Structured figure records
+++
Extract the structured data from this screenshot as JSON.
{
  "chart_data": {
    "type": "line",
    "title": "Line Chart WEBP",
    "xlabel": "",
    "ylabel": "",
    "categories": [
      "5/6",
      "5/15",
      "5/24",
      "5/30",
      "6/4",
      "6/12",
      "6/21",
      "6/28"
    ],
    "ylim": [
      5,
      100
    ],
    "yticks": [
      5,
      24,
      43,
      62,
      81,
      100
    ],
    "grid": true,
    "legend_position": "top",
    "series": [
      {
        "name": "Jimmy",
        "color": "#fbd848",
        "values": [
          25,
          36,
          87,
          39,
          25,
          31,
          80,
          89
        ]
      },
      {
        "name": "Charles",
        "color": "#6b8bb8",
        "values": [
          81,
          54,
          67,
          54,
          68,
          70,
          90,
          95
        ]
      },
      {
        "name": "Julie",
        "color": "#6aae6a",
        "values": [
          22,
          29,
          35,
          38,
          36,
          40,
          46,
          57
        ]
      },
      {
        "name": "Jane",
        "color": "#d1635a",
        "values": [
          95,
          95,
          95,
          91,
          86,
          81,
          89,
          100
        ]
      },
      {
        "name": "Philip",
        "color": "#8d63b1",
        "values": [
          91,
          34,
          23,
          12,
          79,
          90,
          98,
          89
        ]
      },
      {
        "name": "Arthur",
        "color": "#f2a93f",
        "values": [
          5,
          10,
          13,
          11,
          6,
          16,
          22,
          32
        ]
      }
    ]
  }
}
+++
:: PROBLEM TO SOLVE ::
Each record above should be output again exactly.

:: SOLUTION TO THIS TASK ::
Extract the structured data from this screenshot as JSON.
{
  "chart_data": {
    "type": "line",
    "title": "Line Chart WEBP",
    "xlabel": "",
    "ylabel": "",
    "categories": [
      "5/6",
      "5/15",
      "5/24",
      "5/30",
      "6/4",
      "6/12",
      "6/21",
      "6/28"
    ],
    "ylim": [
      5,
      100
    ],
    "yticks": [
      5,
      24,
      43,
      62,
      81,
      100
    ],
    "grid": true,
    "legend_position": "top",
    "series": [
      {
        "name": "Jimmy",
        "color": "#fbd848",
        "values": [
          25,
          36,
          87,
          39,
          25,
          31,
          80,
          89
        ]
      },
      {
        "name": "Charles",
        "color": "#6b8bb8",
        "values": [
          81,
          54,
          67,
          54,
          68,
          70,
          90,
          95
        ]
      },
      {
        "name": "Julie",
        "color": "#6aae6a",
        "values": [
          22,
          29,
          35,
          38,
          36,
          40,
          46,
          57
        ]
      },
      {
        "name": "Jane",
        "color": "#d1635a",
        "values": [
          95,
          95,
          95,
          91,
          86,
          81,
          89,
          100
        ]
      },
      {
        "name": "Philip",
        "color": "#8d63b1",
        "values": [
          91,
          34,
          23,
          12,
          79,
          90,
          98,
          89
        ]
      },
      {
        "name": "Arthur",
        "color": "#f2a93f",
        "values": [
          5,
          10,
          13,
          11,
          6,
          16,
          22,
          32
        ]
      }
    ]
  }
}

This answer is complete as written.